### [Problem to work on]
Recast the entries from the line containing "x-tick-label: 1.800 (1009, 715, 1053, 729)" through the line containing "x-tick-label: 2.000 (1105, 715, 1149, 729)", both included, as a JSON list of strings with one string per line and blank lines omitted.

Element and region data
▼▼▼

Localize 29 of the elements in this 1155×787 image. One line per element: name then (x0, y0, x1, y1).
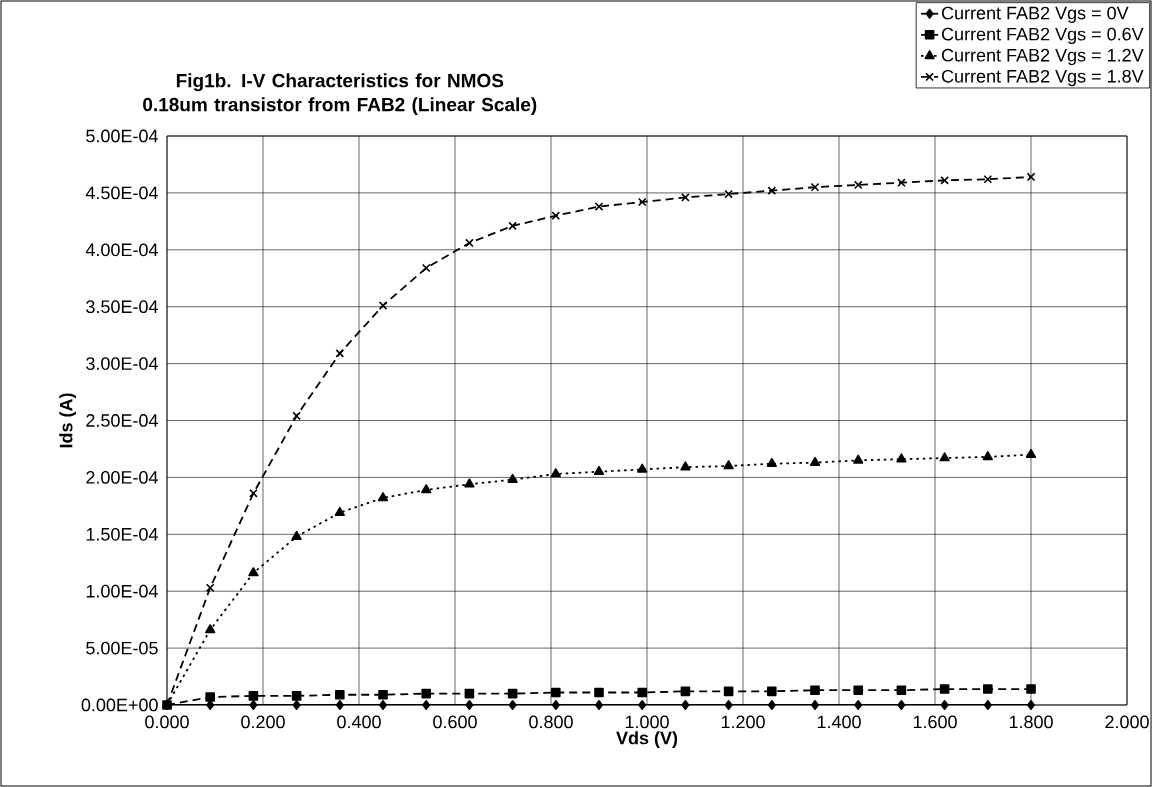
x-tick-label: 1.800 (1009, 715, 1053, 729)
y-tick-label: 1.00E-04 (86, 584, 158, 598)
legend-label: Current FAB2 Vgs = 1.8V (941, 69, 1144, 87)
x-tick-label: 1.400 (817, 715, 861, 729)
y-tick-label: 4.50E-04 (85, 186, 158, 200)
x-tick-label: 1.000 (625, 715, 669, 729)
y-tick-label: 5.00E-04 (86, 129, 158, 143)
y-tick-label: 3.00E-04 (86, 357, 158, 370)
y-tick-label: 1.50E-04 (86, 527, 158, 541)
x-tick-label: 2.000 (1105, 715, 1149, 729)
y-tick-label: 4.00E-04 (85, 243, 158, 257)
x-tick-label: 0.800 (529, 715, 573, 729)
x-axis-title: Vds (V) (616, 731, 678, 748)
chart-title: Fig1b. I-V Characteristics for NMOS 0.18um transistor from FAB2 (Linear Scale) (143, 73, 537, 116)
y-tick-label: 2.50E-04 (86, 414, 158, 427)
y-tick-label: 2.00E-04 (86, 471, 158, 484)
legend-label: Current FAB2 Vgs = 0.6V (941, 27, 1144, 45)
y-axis-title: Ids (A) (59, 393, 77, 448)
y-tick-label: 5.00E-05 (86, 641, 158, 655)
legend-label: Current FAB2 Vgs = 0V (941, 6, 1129, 23)
y-tick-label: 3.50E-04 (86, 300, 158, 314)
x-tick-label: 0.000 (145, 715, 189, 729)
x-tick-label: 0.400 (337, 715, 381, 729)
x-tick-label: 0.600 (433, 715, 477, 729)
x-tick-label: 1.600 (913, 715, 957, 729)
x-tick-label: 1.200 (721, 715, 765, 729)
x-tick-label: 0.200 (241, 715, 285, 729)
legend-label: Current FAB2 Vgs = 1.2V (941, 48, 1144, 66)
y-tick-label: 0.00E+00 (81, 698, 158, 712)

▲▲▲

### [The completed task]
[
  "x-tick-label: 1.800 (1009, 715, 1053, 729)",
  "y-tick-label: 1.00E-04 (86, 584, 158, 598)",
  "legend-label: Current FAB2 Vgs = 1.8V (941, 69, 1144, 87)",
  "x-tick-label: 1.400 (817, 715, 861, 729)",
  "y-tick-label: 4.50E-04 (85, 186, 158, 200)",
  "x-tick-label: 1.000 (625, 715, 669, 729)",
  "y-tick-label: 5.00E-04 (86, 129, 158, 143)",
  "y-tick-label: 3.00E-04 (86, 357, 158, 370)",
  "y-tick-label: 1.50E-04 (86, 527, 158, 541)",
  "x-tick-label: 2.000 (1105, 715, 1149, 729)"
]